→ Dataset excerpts
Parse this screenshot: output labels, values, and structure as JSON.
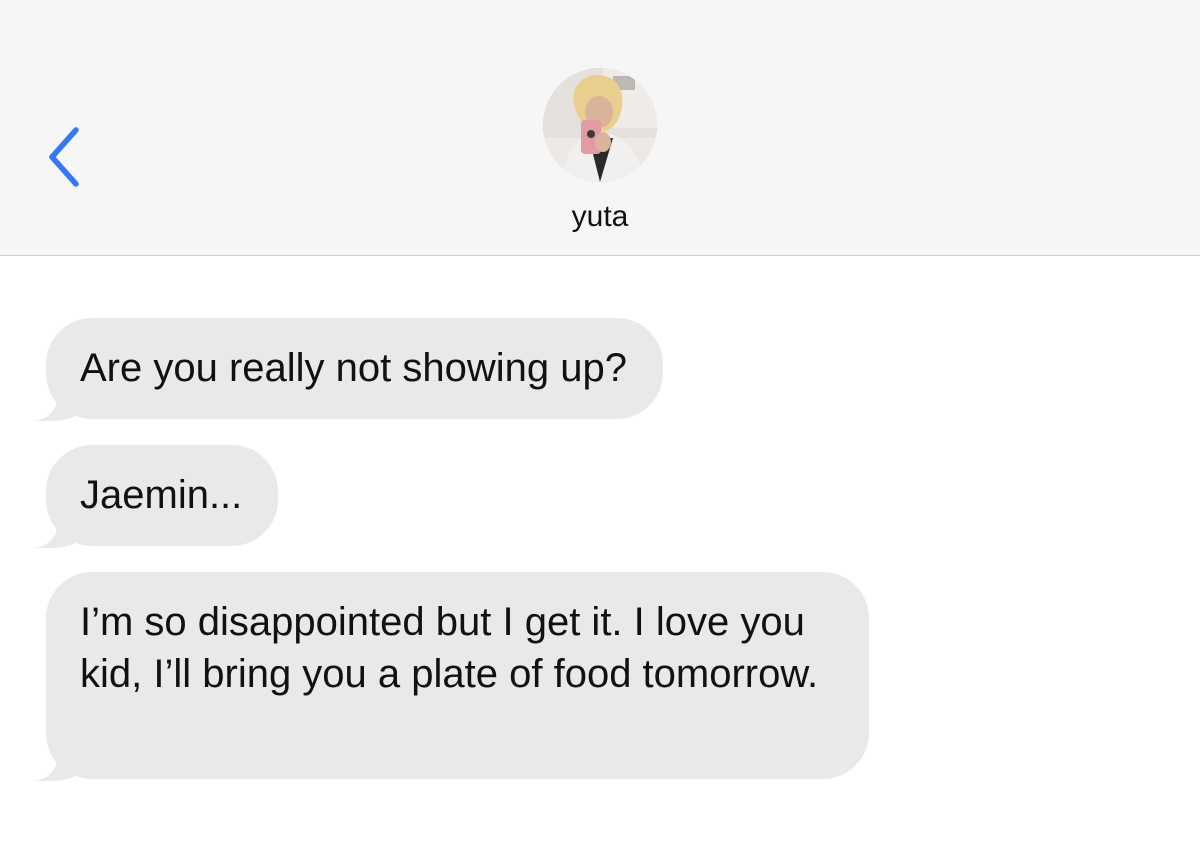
{
  "header": {
    "contact_name": "yuta",
    "back_icon": "chevron-left-icon",
    "accent_color": "#3478f6"
  },
  "messages": [
    {
      "direction": "incoming",
      "text": "Are you really not showing up?"
    },
    {
      "direction": "incoming",
      "text": "Jaemin..."
    },
    {
      "direction": "incoming",
      "text": "I’m so disappointed but I get it. I love you kid, I’ll bring you a plate of food tomorrow."
    }
  ],
  "colors": {
    "header_bg": "#f6f6f7",
    "incoming_bubble": "#e9e9eb",
    "background": "#ffffff"
  }
}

→ WHAT IS ASKED
Where a line of the material above holds the string "text", copy that line.

→ TASK RESULT
      "text": "Are you really not showing up?"
      "text": "Jaemin..."
      "text": "I’m so disappointed but I get it. I love you kid, I’ll bring you a plate of food tomorrow."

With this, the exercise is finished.